What you need to do:
Where a line below holds the string "Weryfikacja", copy that line.

Record extracts:

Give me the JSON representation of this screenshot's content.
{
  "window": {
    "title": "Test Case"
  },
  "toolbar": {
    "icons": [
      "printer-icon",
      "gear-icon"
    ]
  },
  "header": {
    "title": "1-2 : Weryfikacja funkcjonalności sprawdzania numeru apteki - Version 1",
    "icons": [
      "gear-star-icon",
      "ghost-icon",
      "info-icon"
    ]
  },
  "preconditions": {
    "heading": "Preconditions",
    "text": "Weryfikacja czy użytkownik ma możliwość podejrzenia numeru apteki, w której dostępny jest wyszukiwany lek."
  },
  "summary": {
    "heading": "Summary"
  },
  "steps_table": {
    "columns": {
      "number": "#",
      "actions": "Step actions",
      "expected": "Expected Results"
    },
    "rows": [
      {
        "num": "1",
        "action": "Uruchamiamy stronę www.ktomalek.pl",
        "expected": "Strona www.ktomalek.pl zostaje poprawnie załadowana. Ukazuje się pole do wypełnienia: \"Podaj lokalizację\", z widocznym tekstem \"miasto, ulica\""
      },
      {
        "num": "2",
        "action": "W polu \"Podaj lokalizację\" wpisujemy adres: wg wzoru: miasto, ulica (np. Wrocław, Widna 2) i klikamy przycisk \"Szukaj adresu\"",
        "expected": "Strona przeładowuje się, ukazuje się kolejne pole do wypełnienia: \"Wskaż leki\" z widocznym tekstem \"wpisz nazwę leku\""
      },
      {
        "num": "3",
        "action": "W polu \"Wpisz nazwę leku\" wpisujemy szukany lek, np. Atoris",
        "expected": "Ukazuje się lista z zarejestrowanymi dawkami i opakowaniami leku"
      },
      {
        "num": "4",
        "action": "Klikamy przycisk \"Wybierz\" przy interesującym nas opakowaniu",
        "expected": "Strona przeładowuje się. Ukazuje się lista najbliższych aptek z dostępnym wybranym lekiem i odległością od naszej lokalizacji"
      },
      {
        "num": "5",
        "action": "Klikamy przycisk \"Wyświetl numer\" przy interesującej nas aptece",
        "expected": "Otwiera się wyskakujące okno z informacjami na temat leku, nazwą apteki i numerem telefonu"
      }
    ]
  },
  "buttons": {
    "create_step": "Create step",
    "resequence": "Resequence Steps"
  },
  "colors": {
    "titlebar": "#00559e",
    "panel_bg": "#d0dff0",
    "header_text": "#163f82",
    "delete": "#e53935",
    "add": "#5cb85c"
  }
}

Written answer:
    "title": "1-2 : Weryfikacja funkcjonalności sprawdzania numeru apteki - Version 1",
    "text": "Weryfikacja czy użytkownik ma możliwość podejrzenia numeru apteki, w której dostępny jest wyszukiwany lek."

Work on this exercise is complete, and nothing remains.